What is being asked: Print the records again, character for character.

Dataset:
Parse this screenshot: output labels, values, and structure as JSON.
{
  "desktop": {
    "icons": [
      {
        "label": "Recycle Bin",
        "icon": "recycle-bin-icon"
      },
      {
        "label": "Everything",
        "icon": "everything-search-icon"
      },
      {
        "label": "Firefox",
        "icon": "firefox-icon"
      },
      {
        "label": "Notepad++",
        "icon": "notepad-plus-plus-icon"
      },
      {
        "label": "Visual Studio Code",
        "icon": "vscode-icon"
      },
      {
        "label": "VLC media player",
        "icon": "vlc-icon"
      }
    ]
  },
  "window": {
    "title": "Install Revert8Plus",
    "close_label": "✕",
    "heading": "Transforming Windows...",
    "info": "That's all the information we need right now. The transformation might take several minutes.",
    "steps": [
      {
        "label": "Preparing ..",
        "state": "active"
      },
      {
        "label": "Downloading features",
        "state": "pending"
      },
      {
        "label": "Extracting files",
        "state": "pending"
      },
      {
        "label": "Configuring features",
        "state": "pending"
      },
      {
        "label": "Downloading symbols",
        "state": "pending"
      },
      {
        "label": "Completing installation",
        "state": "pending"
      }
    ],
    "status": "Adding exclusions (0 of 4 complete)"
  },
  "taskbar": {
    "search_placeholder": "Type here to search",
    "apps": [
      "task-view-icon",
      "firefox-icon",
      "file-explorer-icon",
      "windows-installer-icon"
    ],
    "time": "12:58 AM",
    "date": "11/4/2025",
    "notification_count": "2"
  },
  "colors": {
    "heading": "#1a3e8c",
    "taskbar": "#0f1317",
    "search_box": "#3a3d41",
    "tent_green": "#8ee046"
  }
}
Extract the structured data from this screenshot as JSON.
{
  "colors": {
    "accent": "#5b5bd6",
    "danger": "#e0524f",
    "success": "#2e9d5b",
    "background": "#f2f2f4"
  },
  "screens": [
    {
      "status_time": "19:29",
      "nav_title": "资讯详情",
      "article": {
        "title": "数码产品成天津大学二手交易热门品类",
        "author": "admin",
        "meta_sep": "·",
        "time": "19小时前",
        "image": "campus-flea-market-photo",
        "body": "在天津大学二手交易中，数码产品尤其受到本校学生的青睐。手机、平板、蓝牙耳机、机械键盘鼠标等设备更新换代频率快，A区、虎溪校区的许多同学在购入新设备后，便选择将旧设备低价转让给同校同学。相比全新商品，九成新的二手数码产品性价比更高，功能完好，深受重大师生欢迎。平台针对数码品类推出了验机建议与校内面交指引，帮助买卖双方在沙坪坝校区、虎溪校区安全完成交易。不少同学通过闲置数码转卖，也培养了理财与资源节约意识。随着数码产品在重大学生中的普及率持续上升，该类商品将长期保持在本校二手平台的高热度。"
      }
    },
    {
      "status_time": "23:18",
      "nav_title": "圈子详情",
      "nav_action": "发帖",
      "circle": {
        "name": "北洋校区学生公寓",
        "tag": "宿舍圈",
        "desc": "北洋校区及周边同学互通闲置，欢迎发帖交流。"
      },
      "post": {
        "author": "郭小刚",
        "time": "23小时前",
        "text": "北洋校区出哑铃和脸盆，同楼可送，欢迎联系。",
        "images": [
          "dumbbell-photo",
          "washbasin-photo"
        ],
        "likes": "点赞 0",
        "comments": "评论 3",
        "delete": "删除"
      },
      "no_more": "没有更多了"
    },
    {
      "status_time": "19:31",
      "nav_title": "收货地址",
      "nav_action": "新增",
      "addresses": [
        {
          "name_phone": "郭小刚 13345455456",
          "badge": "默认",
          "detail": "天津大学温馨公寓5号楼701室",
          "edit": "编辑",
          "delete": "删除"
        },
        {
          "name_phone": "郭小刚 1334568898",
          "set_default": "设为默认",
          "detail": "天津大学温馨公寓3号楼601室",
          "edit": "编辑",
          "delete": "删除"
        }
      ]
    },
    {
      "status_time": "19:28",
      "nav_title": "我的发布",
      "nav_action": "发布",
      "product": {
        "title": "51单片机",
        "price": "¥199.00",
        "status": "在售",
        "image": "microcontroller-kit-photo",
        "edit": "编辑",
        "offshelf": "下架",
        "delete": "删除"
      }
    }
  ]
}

Solved exercise:
Parse this screenshot: output labels, values, and structure as JSON.
{
  "desktop": {
    "icons": [
      {
        "label": "Recycle Bin",
        "icon": "recycle-bin-icon"
      },
      {
        "label": "Everything",
        "icon": "everything-search-icon"
      },
      {
        "label": "Firefox",
        "icon": "firefox-icon"
      },
      {
        "label": "Notepad++",
        "icon": "notepad-plus-plus-icon"
      },
      {
        "label": "Visual Studio Code",
        "icon": "vscode-icon"
      },
      {
        "label": "VLC media player",
        "icon": "vlc-icon"
      }
    ]
  },
  "window": {
    "title": "Install Revert8Plus",
    "close_label": "✕",
    "heading": "Transforming Windows...",
    "info": "That's all the information we need right now. The transformation might take several minutes.",
    "steps": [
      {
        "label": "Preparing ..",
        "state": "active"
      },
      {
        "label": "Downloading features",
        "state": "pending"
      },
      {
        "label": "Extracting files",
        "state": "pending"
      },
      {
        "label": "Configuring features",
        "state": "pending"
      },
      {
        "label": "Downloading symbols",
        "state": "pending"
      },
      {
        "label": "Completing installation",
        "state": "pending"
      }
    ],
    "status": "Adding exclusions (0 of 4 complete)"
  },
  "taskbar": {
    "search_placeholder": "Type here to search",
    "apps": [
      "task-view-icon",
      "firefox-icon",
      "file-explorer-icon",
      "windows-installer-icon"
    ],
    "time": "12:58 AM",
    "date": "11/4/2025",
    "notification_count": "2"
  },
  "colors": {
    "heading": "#1a3e8c",
    "taskbar": "#0f1317",
    "search_box": "#3a3d41",
    "tent_green": "#8ee046"
  }
}
Extract the structured data from this screenshot as JSON.
{
  "colors": {
    "accent": "#5b5bd6",
    "danger": "#e0524f",
    "success": "#2e9d5b",
    "background": "#f2f2f4"
  },
  "screens": [
    {
      "status_time": "19:29",
      "nav_title": "资讯详情",
      "article": {
        "title": "数码产品成天津大学二手交易热门品类",
        "author": "admin",
        "meta_sep": "·",
        "time": "19小时前",
        "image": "campus-flea-market-photo",
        "body": "在天津大学二手交易中，数码产品尤其受到本校学生的青睐。手机、平板、蓝牙耳机、机械键盘鼠标等设备更新换代频率快，A区、虎溪校区的许多同学在购入新设备后，便选择将旧设备低价转让给同校同学。相比全新商品，九成新的二手数码产品性价比更高，功能完好，深受重大师生欢迎。平台针对数码品类推出了验机建议与校内面交指引，帮助买卖双方在沙坪坝校区、虎溪校区安全完成交易。不少同学通过闲置数码转卖，也培养了理财与资源节约意识。随着数码产品在重大学生中的普及率持续上升，该类商品将长期保持在本校二手平台的高热度。"
      }
    },
    {
      "status_time": "23:18",
      "nav_title": "圈子详情",
      "nav_action": "发帖",
      "circle": {
        "name": "北洋校区学生公寓",
        "tag": "宿舍圈",
        "desc": "北洋校区及周边同学互通闲置，欢迎发帖交流。"
      },
      "post": {
        "author": "郭小刚",
        "time": "23小时前",
        "text": "北洋校区出哑铃和脸盆，同楼可送，欢迎联系。",
        "images": [
          "dumbbell-photo",
          "washbasin-photo"
        ],
        "likes": "点赞 0",
        "comments": "评论 3",
        "delete": "删除"
      },
      "no_more": "没有更多了"
    },
    {
      "status_time": "19:31",
      "nav_title": "收货地址",
      "nav_action": "新增",
      "addresses": [
        {
          "name_phone": "郭小刚 13345455456",
          "badge": "默认",
          "detail": "天津大学温馨公寓5号楼701室",
          "edit": "编辑",
          "delete": "删除"
        },
        {
          "name_phone": "郭小刚 1334568898",
          "set_default": "设为默认",
          "detail": "天津大学温馨公寓3号楼601室",
          "edit": "编辑",
          "delete": "删除"
        }
      ]
    },
    {
      "status_time": "19:28",
      "nav_title": "我的发布",
      "nav_action": "发布",
      "product": {
        "title": "51单片机",
        "price": "¥199.00",
        "status": "在售",
        "image": "microcontroller-kit-photo",
        "edit": "编辑",
        "offshelf": "下架",
        "delete": "删除"
      }
    }
  ]
}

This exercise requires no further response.